+++ Material provided

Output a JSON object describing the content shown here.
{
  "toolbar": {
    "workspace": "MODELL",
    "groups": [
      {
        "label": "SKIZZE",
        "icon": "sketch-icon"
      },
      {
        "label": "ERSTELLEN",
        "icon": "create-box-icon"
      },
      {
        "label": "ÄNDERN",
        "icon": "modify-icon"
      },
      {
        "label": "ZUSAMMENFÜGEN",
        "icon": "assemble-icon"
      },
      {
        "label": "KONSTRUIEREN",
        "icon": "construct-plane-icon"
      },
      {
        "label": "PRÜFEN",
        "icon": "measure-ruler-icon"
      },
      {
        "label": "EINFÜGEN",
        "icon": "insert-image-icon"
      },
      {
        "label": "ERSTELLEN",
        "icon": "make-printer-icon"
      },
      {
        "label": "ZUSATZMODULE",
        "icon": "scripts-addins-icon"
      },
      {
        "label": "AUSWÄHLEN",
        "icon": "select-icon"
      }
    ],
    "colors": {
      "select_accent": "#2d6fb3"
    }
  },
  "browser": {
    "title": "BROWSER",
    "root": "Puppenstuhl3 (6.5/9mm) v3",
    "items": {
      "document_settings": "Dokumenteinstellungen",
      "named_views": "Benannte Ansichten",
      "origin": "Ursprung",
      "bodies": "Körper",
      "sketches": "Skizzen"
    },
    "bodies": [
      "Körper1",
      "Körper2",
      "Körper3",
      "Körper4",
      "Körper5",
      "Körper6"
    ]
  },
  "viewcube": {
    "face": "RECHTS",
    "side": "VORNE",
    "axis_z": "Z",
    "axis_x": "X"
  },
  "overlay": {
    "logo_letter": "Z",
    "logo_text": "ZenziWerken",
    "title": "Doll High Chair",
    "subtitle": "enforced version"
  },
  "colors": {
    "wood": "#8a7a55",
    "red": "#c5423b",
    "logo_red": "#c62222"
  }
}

++++++

* [Exercise goal]
From the material, report only how many lines include the word "label".

* [Output of the exercise]
10